## ENTRIES SUPPLIED

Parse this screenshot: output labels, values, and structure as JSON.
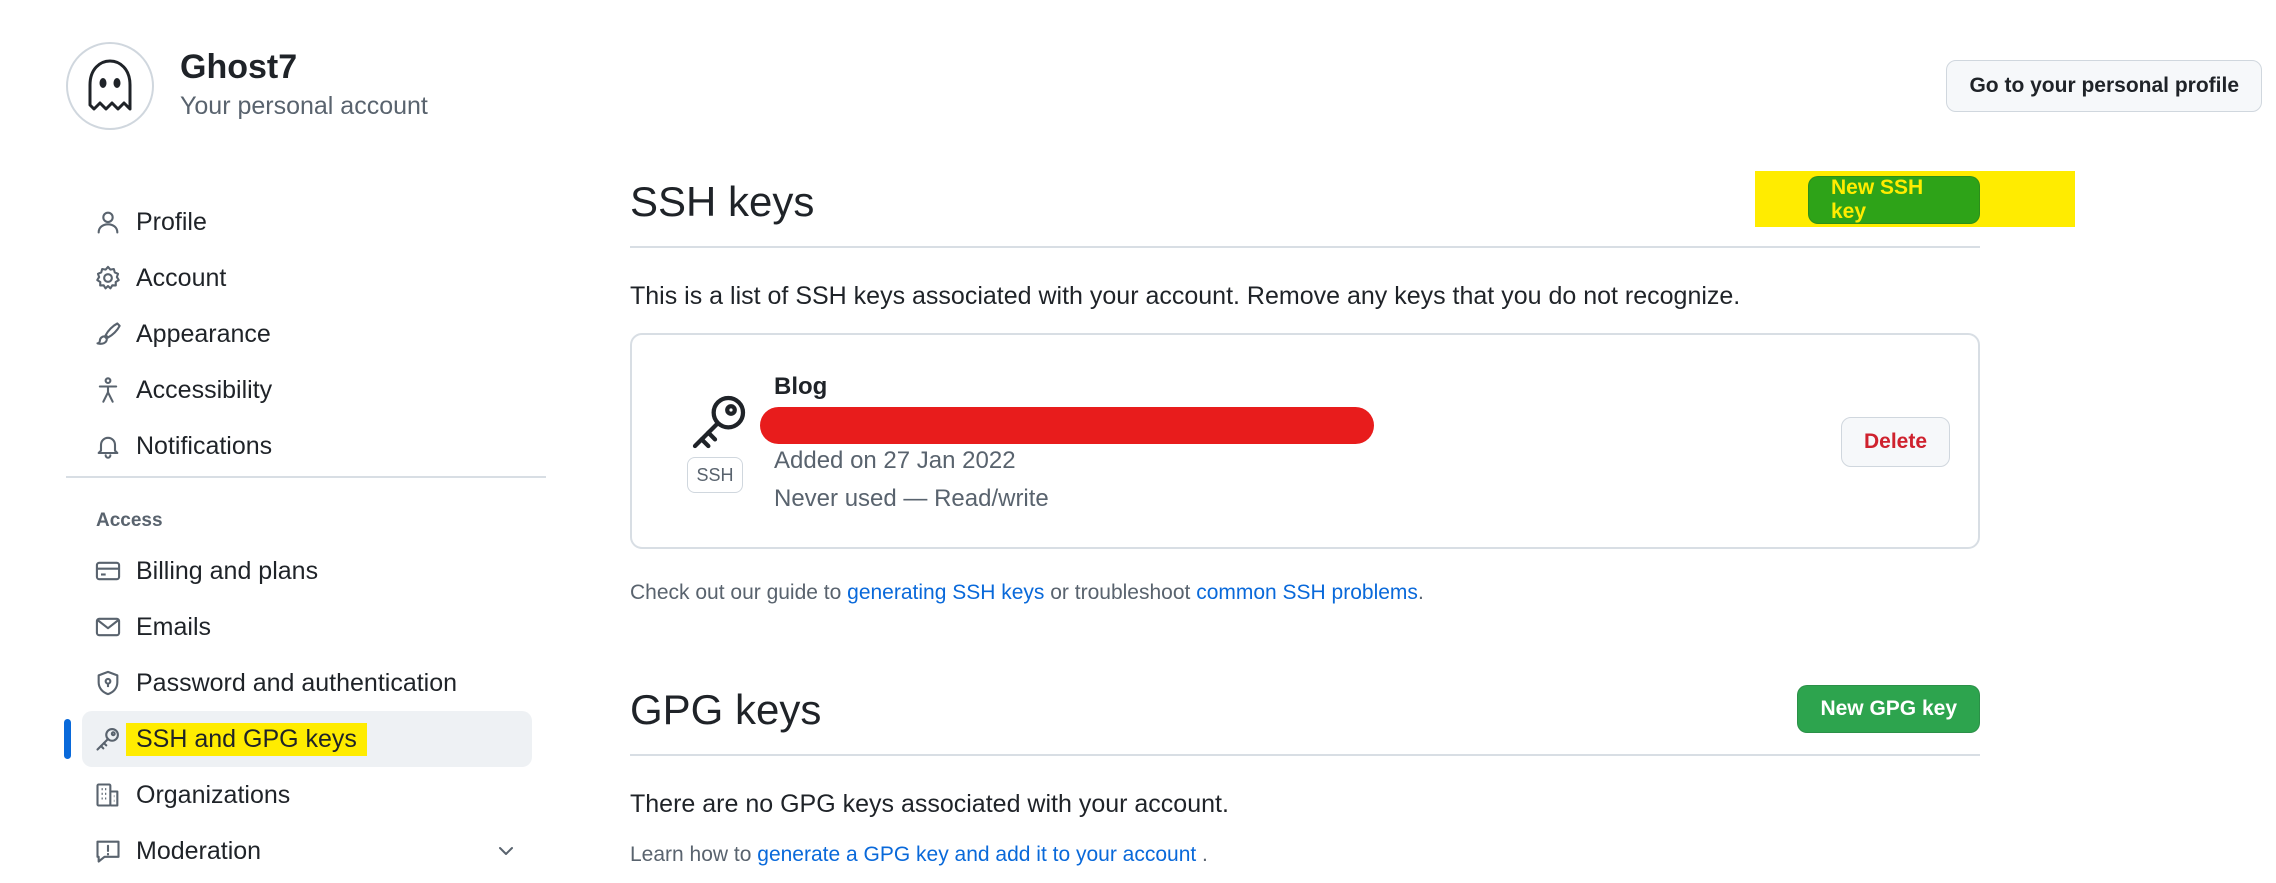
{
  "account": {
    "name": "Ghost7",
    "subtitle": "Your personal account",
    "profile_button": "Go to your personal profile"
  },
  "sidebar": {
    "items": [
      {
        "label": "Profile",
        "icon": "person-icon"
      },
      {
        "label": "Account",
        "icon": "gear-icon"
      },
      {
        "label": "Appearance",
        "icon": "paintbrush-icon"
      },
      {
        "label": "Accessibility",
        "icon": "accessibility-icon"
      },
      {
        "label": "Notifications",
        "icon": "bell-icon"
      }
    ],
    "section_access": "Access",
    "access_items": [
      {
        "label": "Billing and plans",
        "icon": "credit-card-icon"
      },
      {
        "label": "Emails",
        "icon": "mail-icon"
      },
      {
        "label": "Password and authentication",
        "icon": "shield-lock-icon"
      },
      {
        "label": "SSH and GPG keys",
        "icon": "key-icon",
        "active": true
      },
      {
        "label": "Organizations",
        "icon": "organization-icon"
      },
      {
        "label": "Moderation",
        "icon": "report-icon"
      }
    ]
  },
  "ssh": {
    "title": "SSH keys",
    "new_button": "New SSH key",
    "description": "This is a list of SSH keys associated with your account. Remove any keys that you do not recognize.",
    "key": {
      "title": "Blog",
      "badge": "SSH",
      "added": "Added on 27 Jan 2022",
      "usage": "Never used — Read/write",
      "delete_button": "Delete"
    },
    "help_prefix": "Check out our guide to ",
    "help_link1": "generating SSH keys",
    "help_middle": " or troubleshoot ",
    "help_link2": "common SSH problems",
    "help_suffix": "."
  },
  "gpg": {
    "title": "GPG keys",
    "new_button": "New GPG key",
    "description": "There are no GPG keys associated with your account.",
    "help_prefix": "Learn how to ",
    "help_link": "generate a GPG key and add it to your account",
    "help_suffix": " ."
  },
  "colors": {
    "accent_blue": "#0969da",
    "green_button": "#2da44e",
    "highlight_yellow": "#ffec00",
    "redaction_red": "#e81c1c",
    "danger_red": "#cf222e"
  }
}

---

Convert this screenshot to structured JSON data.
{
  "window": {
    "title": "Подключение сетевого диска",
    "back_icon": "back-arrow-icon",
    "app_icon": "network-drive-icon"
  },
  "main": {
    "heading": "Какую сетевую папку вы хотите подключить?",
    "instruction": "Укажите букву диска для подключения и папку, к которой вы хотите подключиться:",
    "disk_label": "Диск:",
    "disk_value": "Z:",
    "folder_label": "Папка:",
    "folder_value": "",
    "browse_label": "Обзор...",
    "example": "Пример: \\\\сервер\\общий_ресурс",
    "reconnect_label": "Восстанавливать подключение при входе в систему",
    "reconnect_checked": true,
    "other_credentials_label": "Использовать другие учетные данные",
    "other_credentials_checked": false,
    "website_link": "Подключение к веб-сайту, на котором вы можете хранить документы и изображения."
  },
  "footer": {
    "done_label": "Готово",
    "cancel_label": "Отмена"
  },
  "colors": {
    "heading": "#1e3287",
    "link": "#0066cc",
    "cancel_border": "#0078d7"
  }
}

## GIVEN PROBLEM
Identify every line holding the word "with" and copy it out.

## RESULT OF THIS TASK
    "description": "This is a list of SSH keys associated with your account. Remove any keys that you do not recognize.",
    "description": "There are no GPG keys associated with your account.",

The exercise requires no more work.